===== Listed records =====
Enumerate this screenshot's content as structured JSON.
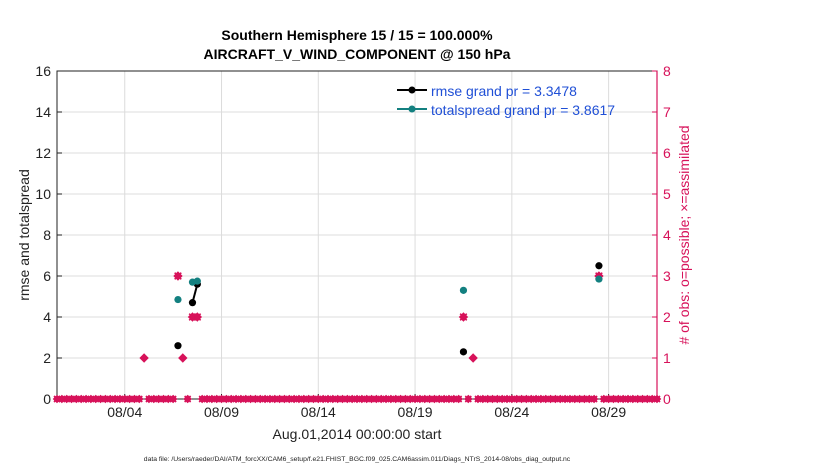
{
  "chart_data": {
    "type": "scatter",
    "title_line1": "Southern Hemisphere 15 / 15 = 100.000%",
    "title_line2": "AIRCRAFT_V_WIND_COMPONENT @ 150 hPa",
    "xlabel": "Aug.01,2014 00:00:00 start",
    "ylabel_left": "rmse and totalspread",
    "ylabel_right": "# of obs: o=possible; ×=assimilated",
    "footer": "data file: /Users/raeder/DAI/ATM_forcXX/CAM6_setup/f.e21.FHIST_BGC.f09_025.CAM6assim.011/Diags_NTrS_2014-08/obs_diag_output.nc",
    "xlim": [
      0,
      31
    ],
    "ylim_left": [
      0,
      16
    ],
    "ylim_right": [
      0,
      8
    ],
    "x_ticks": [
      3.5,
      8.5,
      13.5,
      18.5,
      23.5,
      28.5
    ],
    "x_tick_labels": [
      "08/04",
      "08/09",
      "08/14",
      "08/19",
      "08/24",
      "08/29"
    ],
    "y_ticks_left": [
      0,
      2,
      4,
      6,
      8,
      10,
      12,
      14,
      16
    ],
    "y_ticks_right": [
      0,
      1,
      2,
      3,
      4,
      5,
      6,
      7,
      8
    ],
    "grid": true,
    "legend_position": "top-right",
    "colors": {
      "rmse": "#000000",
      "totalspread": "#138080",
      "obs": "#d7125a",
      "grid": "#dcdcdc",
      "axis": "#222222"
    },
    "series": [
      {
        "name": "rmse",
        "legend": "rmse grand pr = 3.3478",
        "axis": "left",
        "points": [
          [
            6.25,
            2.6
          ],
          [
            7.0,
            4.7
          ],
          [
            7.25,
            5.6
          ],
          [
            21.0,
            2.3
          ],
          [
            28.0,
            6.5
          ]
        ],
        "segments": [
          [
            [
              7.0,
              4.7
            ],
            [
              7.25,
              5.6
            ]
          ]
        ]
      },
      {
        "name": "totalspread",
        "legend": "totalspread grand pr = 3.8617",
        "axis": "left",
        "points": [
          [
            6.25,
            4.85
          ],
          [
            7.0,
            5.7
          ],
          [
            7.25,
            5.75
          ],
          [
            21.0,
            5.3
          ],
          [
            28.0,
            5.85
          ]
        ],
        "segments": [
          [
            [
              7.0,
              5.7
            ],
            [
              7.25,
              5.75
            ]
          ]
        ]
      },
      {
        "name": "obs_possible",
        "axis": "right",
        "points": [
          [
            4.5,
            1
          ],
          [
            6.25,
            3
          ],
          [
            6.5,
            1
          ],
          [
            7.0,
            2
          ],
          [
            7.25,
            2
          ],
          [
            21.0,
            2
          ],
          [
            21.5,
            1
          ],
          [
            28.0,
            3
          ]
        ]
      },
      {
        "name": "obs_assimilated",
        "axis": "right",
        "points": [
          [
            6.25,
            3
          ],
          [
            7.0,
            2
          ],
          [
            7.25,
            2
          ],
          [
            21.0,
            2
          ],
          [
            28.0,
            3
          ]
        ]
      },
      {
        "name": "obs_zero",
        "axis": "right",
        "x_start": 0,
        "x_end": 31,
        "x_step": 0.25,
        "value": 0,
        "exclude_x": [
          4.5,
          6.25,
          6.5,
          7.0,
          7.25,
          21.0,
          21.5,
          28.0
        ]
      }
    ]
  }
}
=====
**Work to complete:** Skip the pictures and transcribe the rest of the records exactly.

**Written answer:**
Enumerate this screenshot's content as structured JSON.
{
  "chart_data": {
    "type": "scatter",
    "title_line1": "Southern Hemisphere 15 / 15 = 100.000%",
    "title_line2": "AIRCRAFT_V_WIND_COMPONENT @ 150 hPa",
    "xlabel": "Aug.01,2014 00:00:00 start",
    "ylabel_left": "rmse and totalspread",
    "ylabel_right": "# of obs: o=possible; ×=assimilated",
    "footer": "data file: /Users/raeder/DAI/ATM_forcXX/CAM6_setup/f.e21.FHIST_BGC.f09_025.CAM6assim.011/Diags_NTrS_2014-08/obs_diag_output.nc",
    "xlim": [
      0,
      31
    ],
    "ylim_left": [
      0,
      16
    ],
    "ylim_right": [
      0,
      8
    ],
    "x_ticks": [
      3.5,
      8.5,
      13.5,
      18.5,
      23.5,
      28.5
    ],
    "x_tick_labels": [
      "08/04",
      "08/09",
      "08/14",
      "08/19",
      "08/24",
      "08/29"
    ],
    "y_ticks_left": [
      0,
      2,
      4,
      6,
      8,
      10,
      12,
      14,
      16
    ],
    "y_ticks_right": [
      0,
      1,
      2,
      3,
      4,
      5,
      6,
      7,
      8
    ],
    "grid": true,
    "legend_position": "top-right",
    "colors": {
      "rmse": "#000000",
      "totalspread": "#138080",
      "obs": "#d7125a",
      "grid": "#dcdcdc",
      "axis": "#222222"
    },
    "series": [
      {
        "name": "rmse",
        "legend": "rmse grand pr = 3.3478",
        "axis": "left",
        "points": [
          [
            6.25,
            2.6
          ],
          [
            7.0,
            4.7
          ],
          [
            7.25,
            5.6
          ],
          [
            21.0,
            2.3
          ],
          [
            28.0,
            6.5
          ]
        ],
        "segments": [
          [
            [
              7.0,
              4.7
            ],
            [
              7.25,
              5.6
            ]
          ]
        ]
      },
      {
        "name": "totalspread",
        "legend": "totalspread grand pr = 3.8617",
        "axis": "left",
        "points": [
          [
            6.25,
            4.85
          ],
          [
            7.0,
            5.7
          ],
          [
            7.25,
            5.75
          ],
          [
            21.0,
            5.3
          ],
          [
            28.0,
            5.85
          ]
        ],
        "segments": [
          [
            [
              7.0,
              5.7
            ],
            [
              7.25,
              5.75
            ]
          ]
        ]
      },
      {
        "name": "obs_possible",
        "axis": "right",
        "points": [
          [
            4.5,
            1
          ],
          [
            6.25,
            3
          ],
          [
            6.5,
            1
          ],
          [
            7.0,
            2
          ],
          [
            7.25,
            2
          ],
          [
            21.0,
            2
          ],
          [
            21.5,
            1
          ],
          [
            28.0,
            3
          ]
        ]
      },
      {
        "name": "obs_assimilated",
        "axis": "right",
        "points": [
          [
            6.25,
            3
          ],
          [
            7.0,
            2
          ],
          [
            7.25,
            2
          ],
          [
            21.0,
            2
          ],
          [
            28.0,
            3
          ]
        ]
      },
      {
        "name": "obs_zero",
        "axis": "right",
        "x_start": 0,
        "x_end": 31,
        "x_step": 0.25,
        "value": 0,
        "exclude_x": [
          4.5,
          6.25,
          6.5,
          7.0,
          7.25,
          21.0,
          21.5,
          28.0
        ]
      }
    ]
  }
}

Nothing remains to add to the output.